Stored dataset items
------
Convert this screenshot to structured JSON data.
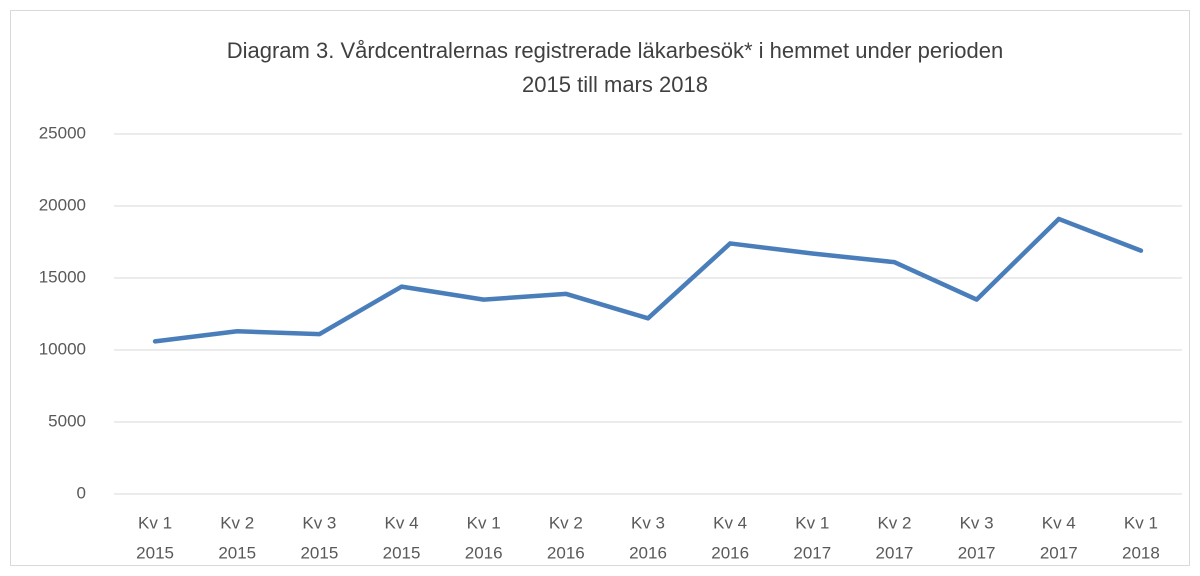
{
  "chart_data": {
    "type": "line",
    "title": [
      "Diagram 3. Vårdcentralernas registrerade läkarbesök* i hemmet under perioden",
      "2015 till mars 2018"
    ],
    "categories": [
      [
        "Kv 1",
        "2015"
      ],
      [
        "Kv 2",
        "2015"
      ],
      [
        "Kv 3",
        "2015"
      ],
      [
        "Kv 4",
        "2015"
      ],
      [
        "Kv 1",
        "2016"
      ],
      [
        "Kv 2",
        "2016"
      ],
      [
        "Kv 3",
        "2016"
      ],
      [
        "Kv 4",
        "2016"
      ],
      [
        "Kv 1",
        "2017"
      ],
      [
        "Kv 2",
        "2017"
      ],
      [
        "Kv 3",
        "2017"
      ],
      [
        "Kv 4",
        "2017"
      ],
      [
        "Kv 1",
        "2018"
      ]
    ],
    "values": [
      10600,
      11300,
      11100,
      14400,
      13500,
      13900,
      12200,
      17400,
      16700,
      16100,
      13500,
      19100,
      16900
    ],
    "color": "#4a7ebb",
    "ylim": [
      0,
      25000
    ],
    "yticks": [
      0,
      5000,
      10000,
      15000,
      20000,
      25000
    ],
    "grid": true
  }
}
------
## Directive
All the records above need to be given again word for word. Skip the pictures.

## Solution to this problem
Convert this screenshot to structured JSON data.
{
  "chart_data": {
    "type": "line",
    "title": [
      "Diagram 3. Vårdcentralernas registrerade läkarbesök* i hemmet under perioden",
      "2015 till mars 2018"
    ],
    "categories": [
      [
        "Kv 1",
        "2015"
      ],
      [
        "Kv 2",
        "2015"
      ],
      [
        "Kv 3",
        "2015"
      ],
      [
        "Kv 4",
        "2015"
      ],
      [
        "Kv 1",
        "2016"
      ],
      [
        "Kv 2",
        "2016"
      ],
      [
        "Kv 3",
        "2016"
      ],
      [
        "Kv 4",
        "2016"
      ],
      [
        "Kv 1",
        "2017"
      ],
      [
        "Kv 2",
        "2017"
      ],
      [
        "Kv 3",
        "2017"
      ],
      [
        "Kv 4",
        "2017"
      ],
      [
        "Kv 1",
        "2018"
      ]
    ],
    "values": [
      10600,
      11300,
      11100,
      14400,
      13500,
      13900,
      12200,
      17400,
      16700,
      16100,
      13500,
      19100,
      16900
    ],
    "color": "#4a7ebb",
    "ylim": [
      0,
      25000
    ],
    "yticks": [
      0,
      5000,
      10000,
      15000,
      20000,
      25000
    ],
    "grid": true
  }
}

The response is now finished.